▶ [Treść polecenia]: Proszę powtórzyć wszystkie poniższe wiersze bez jakichkolwiek zmian, od pierwszego do ostatniego. Obrazy należy pominąć w odpowiedzi.

▶ [Wykaz wierszy]:
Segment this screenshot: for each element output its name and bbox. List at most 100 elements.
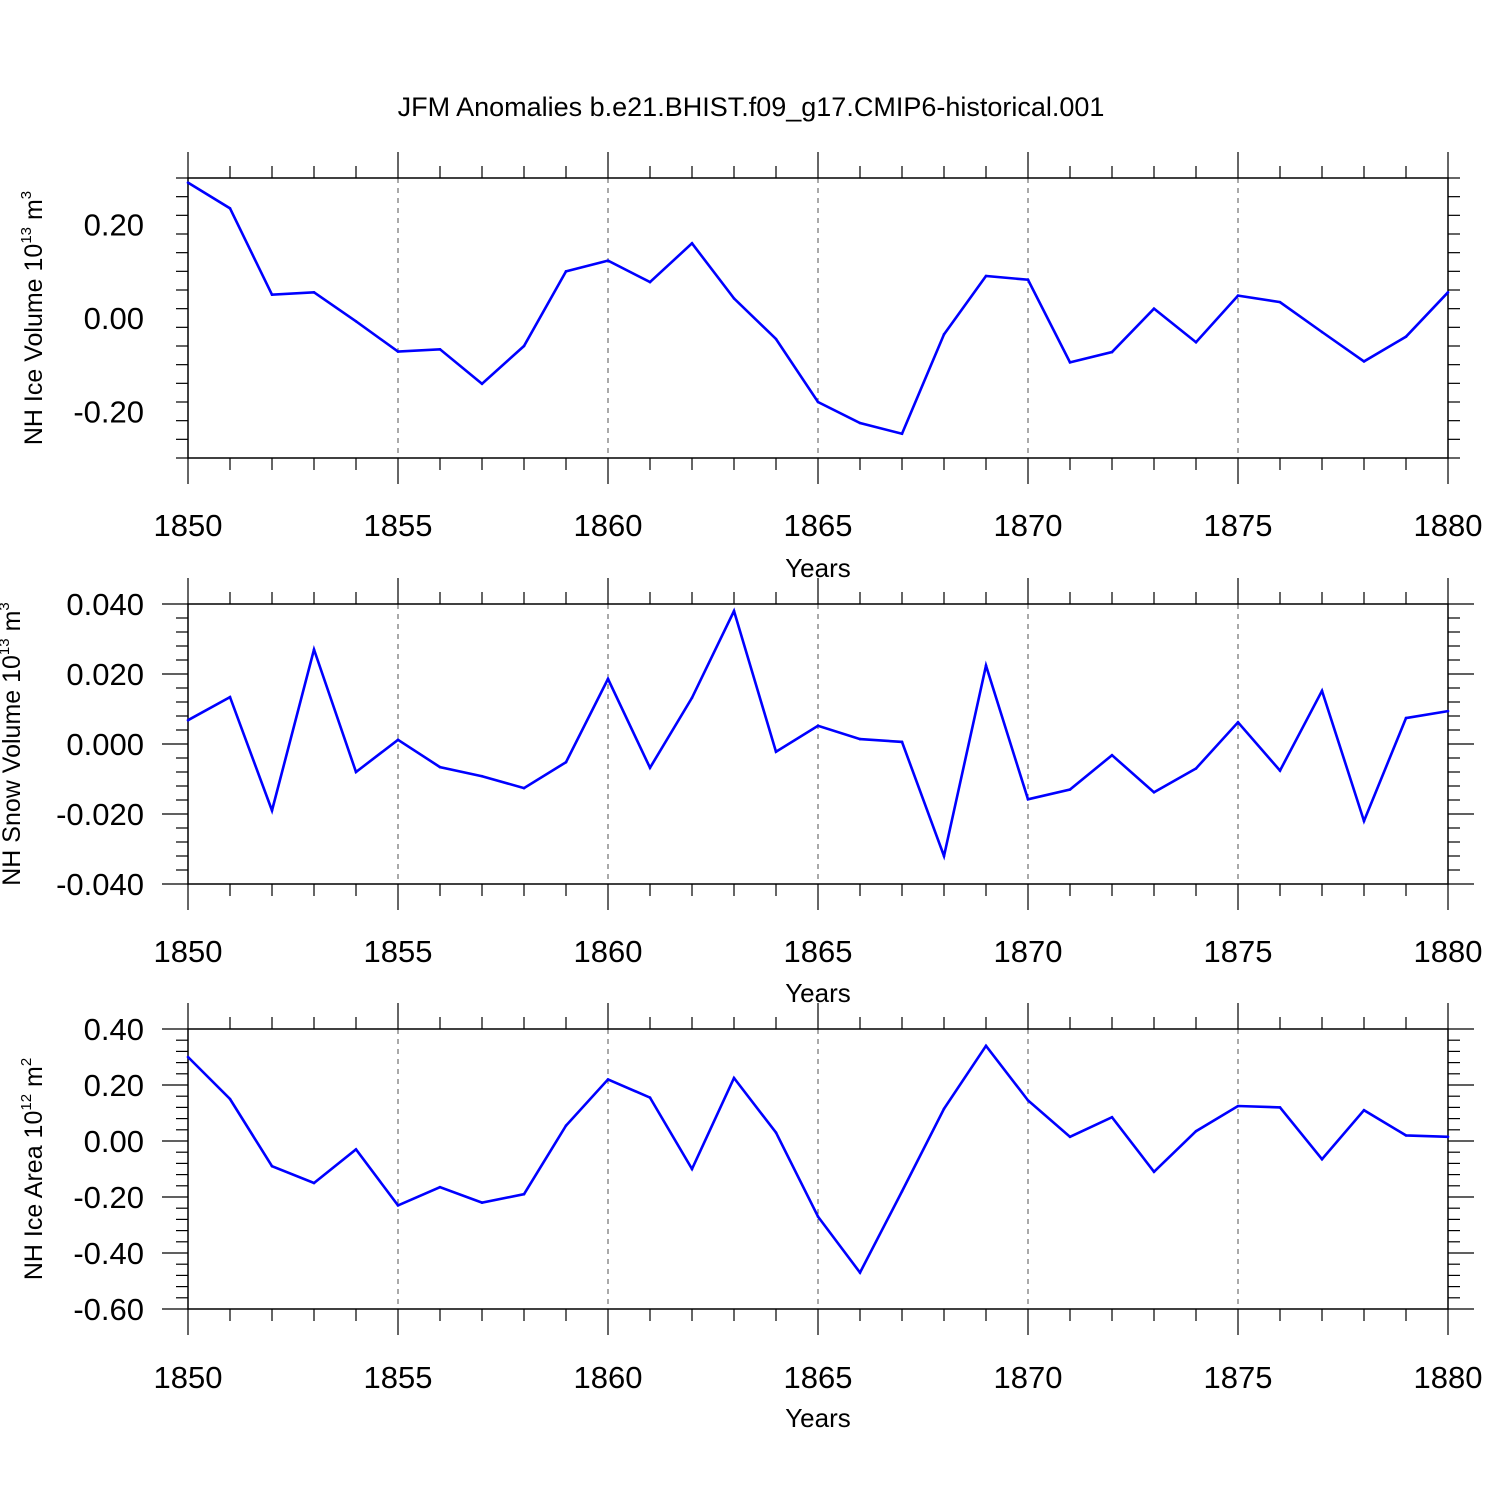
data-point bbox=[1236, 1104, 1240, 1108]
x-tick-label: 1850 bbox=[154, 934, 223, 969]
y-tick-label: 0.020 bbox=[66, 657, 144, 692]
data-point bbox=[1194, 1129, 1198, 1133]
data-point bbox=[1404, 716, 1408, 720]
data-point bbox=[522, 786, 526, 790]
y-axis-title: NH Ice Area 1012 m2 bbox=[18, 1058, 48, 1280]
x-tick-label: 1860 bbox=[574, 508, 643, 543]
x-tick-label: 1865 bbox=[784, 508, 853, 543]
x-tick-label: 1875 bbox=[1204, 508, 1273, 543]
data-point bbox=[1362, 1108, 1366, 1112]
y-axis-title: NH Ice Volume 1013 m3 bbox=[18, 191, 48, 445]
data-point bbox=[774, 1131, 778, 1134]
data-point bbox=[732, 297, 736, 300]
data-point bbox=[480, 382, 484, 386]
y-title-superscript: 3 bbox=[18, 191, 35, 199]
data-point bbox=[1446, 709, 1450, 713]
data-point bbox=[1110, 350, 1114, 354]
y-tick-label: -0.60 bbox=[73, 1292, 144, 1327]
data-point bbox=[522, 344, 526, 348]
data-point bbox=[900, 432, 904, 436]
data-point bbox=[1110, 1115, 1114, 1119]
data-point bbox=[1194, 767, 1198, 770]
y-tick-label: 0.00 bbox=[84, 301, 144, 336]
data-point bbox=[1278, 300, 1282, 304]
data-point bbox=[816, 400, 820, 404]
data-point bbox=[984, 274, 988, 278]
chart-panel-2: -0.040 -0.020 0.000 0.020 0.040 1850 1855 1860 1… bbox=[0, 578, 1482, 1008]
data-point bbox=[396, 1204, 400, 1207]
data-point bbox=[312, 291, 316, 294]
data-point bbox=[774, 750, 778, 753]
data-point bbox=[984, 664, 988, 667]
x-tick-label: 1870 bbox=[994, 1360, 1063, 1395]
x-tick-label: 1880 bbox=[1414, 1360, 1483, 1395]
data-point bbox=[1362, 360, 1366, 363]
y-title-superscript: 13 bbox=[0, 638, 13, 655]
data-point bbox=[984, 1044, 988, 1048]
data-point bbox=[648, 1096, 652, 1099]
data-point bbox=[816, 724, 820, 728]
data-point bbox=[312, 1181, 316, 1185]
data-point bbox=[1026, 798, 1030, 801]
y-tick-label: 0.20 bbox=[84, 1068, 144, 1103]
y-title-superscript: 13 bbox=[18, 227, 35, 244]
y-tick-label: 0.40 bbox=[84, 1012, 144, 1047]
data-point bbox=[1404, 335, 1408, 338]
x-tick-label: 1880 bbox=[1414, 508, 1483, 543]
data-point bbox=[438, 1185, 442, 1189]
y-tick-label: 0.20 bbox=[84, 208, 144, 243]
data-point bbox=[816, 1215, 820, 1218]
data-point bbox=[1446, 291, 1450, 294]
data-point bbox=[606, 1078, 610, 1081]
data-point bbox=[858, 1271, 862, 1274]
data-point bbox=[732, 1076, 736, 1080]
data-point bbox=[228, 695, 232, 699]
data-point bbox=[690, 1167, 694, 1171]
data-point bbox=[900, 740, 904, 744]
data-point bbox=[354, 770, 358, 774]
y-title-superscript: 3 bbox=[0, 602, 13, 610]
data-point bbox=[1236, 721, 1240, 724]
data-point bbox=[1068, 788, 1072, 791]
data-point bbox=[1362, 819, 1366, 823]
x-tick-label: 1865 bbox=[784, 1360, 853, 1395]
data-point bbox=[354, 319, 358, 323]
data-point bbox=[312, 648, 316, 651]
data-point bbox=[1236, 294, 1240, 297]
data-point bbox=[438, 347, 442, 351]
data-point bbox=[186, 1055, 190, 1059]
y-tick-label: -0.020 bbox=[56, 797, 144, 832]
data-point bbox=[564, 760, 568, 764]
data-point bbox=[942, 854, 946, 858]
data-point bbox=[1194, 340, 1198, 344]
x-tick-label: 1855 bbox=[364, 1360, 433, 1395]
x-tick-label: 1875 bbox=[1204, 934, 1273, 969]
data-point bbox=[228, 207, 232, 210]
data-point bbox=[1446, 1135, 1450, 1139]
data-point bbox=[690, 696, 694, 700]
data-point bbox=[648, 766, 652, 770]
data-point bbox=[690, 242, 694, 245]
y-title-part: m bbox=[20, 199, 48, 227]
data-point bbox=[564, 1124, 568, 1127]
data-point bbox=[1278, 1106, 1282, 1109]
panels: -0.20 0.00 0.20 1850 1855 1860 1865 1870 1875 188… bbox=[0, 152, 1482, 1433]
data-point bbox=[1278, 769, 1282, 772]
data-point bbox=[1320, 689, 1324, 693]
y-tick-label: 0.00 bbox=[84, 1124, 144, 1159]
data-point bbox=[1320, 330, 1324, 334]
data-point bbox=[900, 1190, 904, 1193]
x-tick-label: 1855 bbox=[364, 508, 433, 543]
y-title-superscript: 12 bbox=[18, 1094, 35, 1111]
data-point bbox=[606, 259, 610, 262]
data-point bbox=[438, 765, 442, 769]
data-point bbox=[1152, 1170, 1156, 1174]
x-tick-label: 1850 bbox=[154, 508, 223, 543]
data-point bbox=[564, 270, 568, 273]
data-point bbox=[1152, 791, 1156, 794]
data-point bbox=[942, 1107, 946, 1111]
data-point bbox=[606, 677, 610, 681]
chart-panel-3: -0.60 -0.40 -0.20 0.00 0.20 0.40 1850 1855 1860 1… bbox=[18, 1003, 1482, 1433]
data-point bbox=[1404, 1134, 1408, 1137]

▶ [Rozwiązanie wzorcowe]:
Segment this screenshot: for each element output its name and bbox. List at most 100 elements.
data-point bbox=[1236, 1104, 1240, 1108]
x-tick-label: 1850 bbox=[154, 934, 223, 969]
y-tick-label: 0.020 bbox=[66, 657, 144, 692]
data-point bbox=[1194, 1129, 1198, 1133]
data-point bbox=[1404, 716, 1408, 720]
data-point bbox=[522, 786, 526, 790]
y-axis-title: NH Ice Area 1012 m2 bbox=[18, 1058, 48, 1280]
x-tick-label: 1860 bbox=[574, 508, 643, 543]
x-tick-label: 1865 bbox=[784, 508, 853, 543]
x-tick-label: 1875 bbox=[1204, 508, 1273, 543]
data-point bbox=[1362, 1108, 1366, 1112]
y-axis-title: NH Ice Volume 1013 m3 bbox=[18, 191, 48, 445]
data-point bbox=[774, 1131, 778, 1134]
data-point bbox=[732, 297, 736, 300]
data-point bbox=[480, 382, 484, 386]
y-title-superscript: 3 bbox=[18, 191, 35, 199]
data-point bbox=[1446, 709, 1450, 713]
data-point bbox=[1110, 350, 1114, 354]
y-tick-label: -0.60 bbox=[73, 1292, 144, 1327]
data-point bbox=[522, 344, 526, 348]
data-point bbox=[900, 432, 904, 436]
data-point bbox=[1110, 1115, 1114, 1119]
data-point bbox=[1194, 767, 1198, 770]
y-tick-label: 0.00 bbox=[84, 301, 144, 336]
data-point bbox=[1278, 300, 1282, 304]
data-point bbox=[816, 400, 820, 404]
data-point bbox=[984, 274, 988, 278]
chart-panel-2: -0.040 -0.020 0.000 0.020 0.040 1850 1855 1860 1… bbox=[0, 578, 1482, 1008]
data-point bbox=[396, 1204, 400, 1207]
data-point bbox=[312, 291, 316, 294]
data-point bbox=[774, 750, 778, 753]
data-point bbox=[984, 664, 988, 667]
x-tick-label: 1870 bbox=[994, 1360, 1063, 1395]
x-tick-label: 1880 bbox=[1414, 1360, 1483, 1395]
data-point bbox=[1362, 360, 1366, 363]
y-title-superscript: 13 bbox=[0, 638, 13, 655]
data-point bbox=[984, 1044, 988, 1048]
data-point bbox=[648, 1096, 652, 1099]
data-point bbox=[816, 724, 820, 728]
data-point bbox=[312, 1181, 316, 1185]
data-point bbox=[1026, 798, 1030, 801]
y-tick-label: 0.20 bbox=[84, 1068, 144, 1103]
y-title-superscript: 13 bbox=[18, 227, 35, 244]
y-tick-label: 0.40 bbox=[84, 1012, 144, 1047]
data-point bbox=[1404, 335, 1408, 338]
x-tick-label: 1880 bbox=[1414, 508, 1483, 543]
data-point bbox=[438, 1185, 442, 1189]
y-tick-label: 0.20 bbox=[84, 208, 144, 243]
data-point bbox=[816, 1215, 820, 1218]
data-point bbox=[1446, 291, 1450, 294]
data-point bbox=[606, 1078, 610, 1081]
data-point bbox=[858, 1271, 862, 1274]
data-point bbox=[732, 1076, 736, 1080]
data-point bbox=[228, 695, 232, 699]
data-point bbox=[690, 1167, 694, 1171]
data-point bbox=[900, 740, 904, 744]
data-point bbox=[354, 770, 358, 774]
y-title-superscript: 3 bbox=[0, 602, 13, 610]
data-point bbox=[1236, 721, 1240, 724]
data-point bbox=[1068, 788, 1072, 791]
data-point bbox=[1362, 819, 1366, 823]
x-tick-label: 1865 bbox=[784, 1360, 853, 1395]
data-point bbox=[354, 319, 358, 323]
data-point bbox=[312, 648, 316, 651]
data-point bbox=[1236, 294, 1240, 297]
data-point bbox=[438, 347, 442, 351]
data-point bbox=[186, 1055, 190, 1059]
y-tick-label: -0.020 bbox=[56, 797, 144, 832]
data-point bbox=[564, 760, 568, 764]
data-point bbox=[942, 854, 946, 858]
data-point bbox=[1194, 340, 1198, 344]
x-tick-label: 1855 bbox=[364, 1360, 433, 1395]
x-tick-label: 1875 bbox=[1204, 934, 1273, 969]
data-point bbox=[228, 207, 232, 210]
data-point bbox=[1446, 1135, 1450, 1139]
data-point bbox=[690, 696, 694, 700]
data-point bbox=[648, 766, 652, 770]
data-point bbox=[690, 242, 694, 245]
y-title-part: m bbox=[20, 199, 48, 227]
data-point bbox=[564, 1124, 568, 1127]
data-point bbox=[1278, 1106, 1282, 1109]
panels: -0.20 0.00 0.20 1850 1855 1860 1865 1870 1875 188… bbox=[0, 152, 1482, 1433]
data-point bbox=[1278, 769, 1282, 772]
data-point bbox=[1320, 689, 1324, 693]
y-tick-label: 0.00 bbox=[84, 1124, 144, 1159]
data-point bbox=[1320, 330, 1324, 334]
data-point bbox=[900, 1190, 904, 1193]
x-tick-label: 1855 bbox=[364, 508, 433, 543]
y-title-superscript: 12 bbox=[18, 1094, 35, 1111]
data-point bbox=[606, 259, 610, 262]
data-point bbox=[438, 765, 442, 769]
data-point bbox=[1152, 1170, 1156, 1174]
x-tick-label: 1850 bbox=[154, 508, 223, 543]
data-point bbox=[564, 270, 568, 273]
data-point bbox=[1152, 791, 1156, 794]
data-point bbox=[942, 1107, 946, 1111]
data-point bbox=[606, 677, 610, 681]
chart-panel-3: -0.60 -0.40 -0.20 0.00 0.20 0.40 1850 1855 1860 1… bbox=[18, 1003, 1482, 1433]
data-point bbox=[1404, 1134, 1408, 1137]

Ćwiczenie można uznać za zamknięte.